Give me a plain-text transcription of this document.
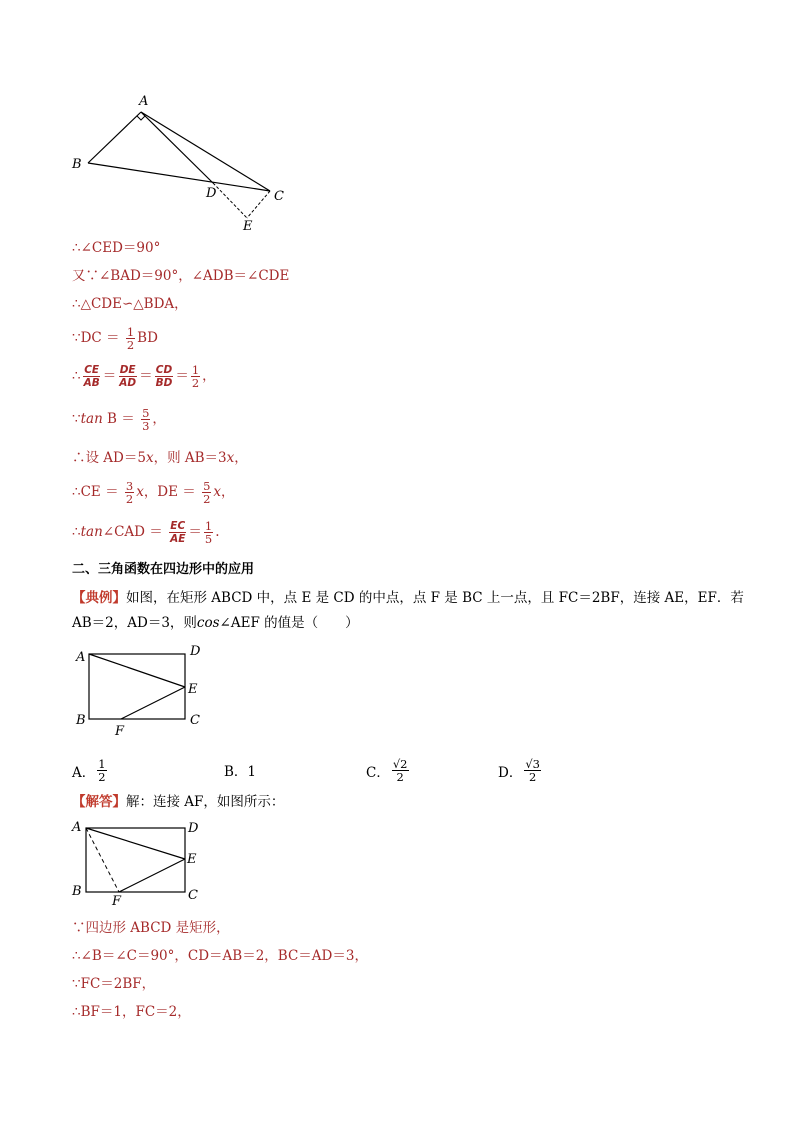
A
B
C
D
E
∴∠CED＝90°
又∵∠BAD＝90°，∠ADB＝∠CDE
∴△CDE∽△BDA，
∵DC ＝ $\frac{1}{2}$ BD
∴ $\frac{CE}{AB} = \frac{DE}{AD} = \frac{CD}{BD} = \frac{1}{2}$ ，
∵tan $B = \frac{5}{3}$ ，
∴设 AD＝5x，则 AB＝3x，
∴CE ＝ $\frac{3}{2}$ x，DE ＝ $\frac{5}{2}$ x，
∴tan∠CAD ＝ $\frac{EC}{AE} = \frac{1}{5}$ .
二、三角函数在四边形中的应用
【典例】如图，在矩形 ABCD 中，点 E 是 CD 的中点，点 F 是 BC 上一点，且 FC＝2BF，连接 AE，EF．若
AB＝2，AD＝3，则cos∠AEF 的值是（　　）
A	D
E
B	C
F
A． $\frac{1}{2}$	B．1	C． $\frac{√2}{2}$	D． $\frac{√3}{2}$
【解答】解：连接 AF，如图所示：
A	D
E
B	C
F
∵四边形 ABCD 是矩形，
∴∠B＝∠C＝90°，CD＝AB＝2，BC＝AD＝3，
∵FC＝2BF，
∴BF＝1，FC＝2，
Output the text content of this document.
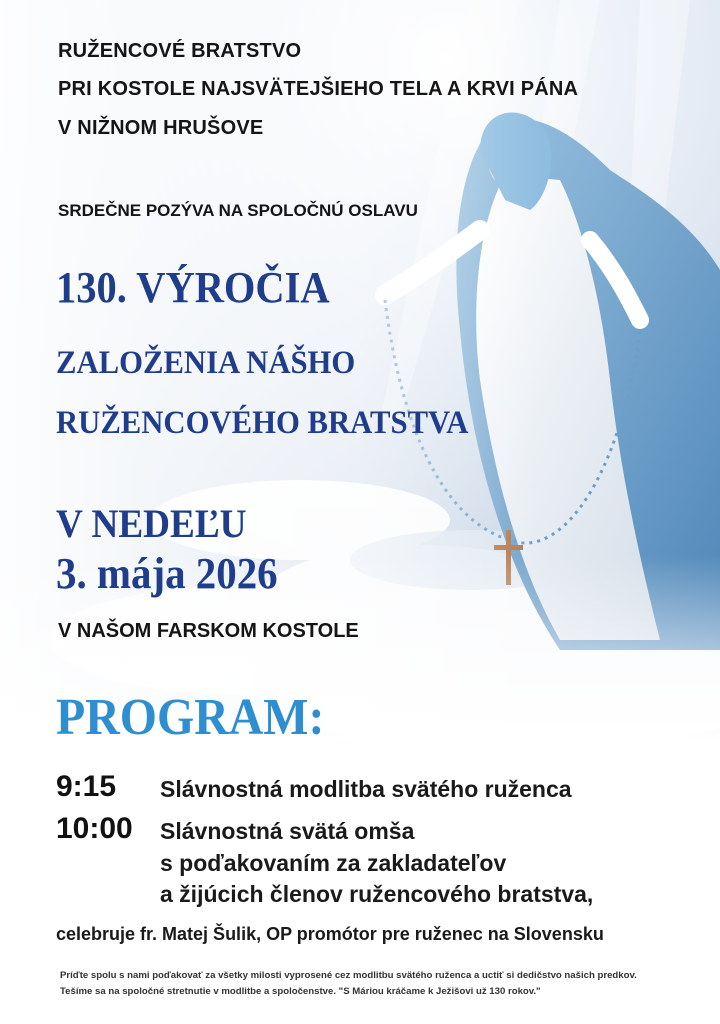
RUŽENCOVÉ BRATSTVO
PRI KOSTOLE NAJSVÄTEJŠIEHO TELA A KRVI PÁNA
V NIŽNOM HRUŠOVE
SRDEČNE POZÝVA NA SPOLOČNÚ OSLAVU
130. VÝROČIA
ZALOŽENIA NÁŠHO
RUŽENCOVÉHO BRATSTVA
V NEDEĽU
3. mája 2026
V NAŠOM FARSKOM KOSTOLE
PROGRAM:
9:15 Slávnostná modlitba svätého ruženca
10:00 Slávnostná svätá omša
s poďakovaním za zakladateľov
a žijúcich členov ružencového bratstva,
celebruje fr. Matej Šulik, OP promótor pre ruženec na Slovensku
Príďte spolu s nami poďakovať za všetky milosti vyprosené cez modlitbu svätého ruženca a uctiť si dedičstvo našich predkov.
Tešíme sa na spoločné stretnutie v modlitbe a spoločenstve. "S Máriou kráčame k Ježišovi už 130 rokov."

■ ■ ■ ■ ■ ■ ■

WHAT YOU NEED TO DO
All of the material above is to be copied exactly, except for its images.

EXPECTED ANSWER
Give me a plain-text transcription of this document.
A
B
C
D
E
∴∠CED＝90°
又∵∠BAD＝90°，∠ADB＝∠CDE
∴△CDE∽△BDA，
∵DC ＝ $\frac{1}{2}$ BD
∴ $\frac{CE}{AB} = \frac{DE}{AD} = \frac{CD}{BD} = \frac{1}{2}$ ，
∵tan $B = \frac{5}{3}$ ，
∴设 AD＝5x，则 AB＝3x，
∴CE ＝ $\frac{3}{2}$ x，DE ＝ $\frac{5}{2}$ x，
∴tan∠CAD ＝ $\frac{EC}{AE} = \frac{1}{5}$ .
二、三角函数在四边形中的应用
【典例】如图，在矩形 ABCD 中，点 E 是 CD 的中点，点 F 是 BC 上一点，且 FC＝2BF，连接 AE，EF．若
AB＝2，AD＝3，则cos∠AEF 的值是（　　）
A	D
E
B	C
F
A． $\frac{1}{2}$	B．1	C． $\frac{√2}{2}$	D． $\frac{√3}{2}$
【解答】解：连接 AF，如图所示：
A	D
E
B	C
F
∵四边形 ABCD 是矩形，
∴∠B＝∠C＝90°，CD＝AB＝2，BC＝AD＝3，
∵FC＝2BF，
∴BF＝1，FC＝2，
Output the text content of this document.
RUŽENCOVÉ BRATSTVO
PRI KOSTOLE NAJSVÄTEJŠIEHO TELA A KRVI PÁNA
V NIŽNOM HRUŠOVE
SRDEČNE POZÝVA NA SPOLOČNÚ OSLAVU
130. VÝROČIA
ZALOŽENIA NÁŠHO
RUŽENCOVÉHO BRATSTVA
V NEDEĽU
3. mája 2026
V NAŠOM FARSKOM KOSTOLE
PROGRAM:
9:15 Slávnostná modlitba svätého ruženca
10:00 Slávnostná svätá omša
s poďakovaním za zakladateľov
a žijúcich členov ružencového bratstva,
celebruje fr. Matej Šulik, OP promótor pre ruženec na Slovensku
Príďte spolu s nami poďakovať za všetky milosti vyprosené cez modlitbu svätého ruženca a uctiť si dedičstvo našich predkov.
Tešíme sa na spoločné stretnutie v modlitbe a spoločenstve. "S Máriou kráčame k Ježišovi už 130 rokov."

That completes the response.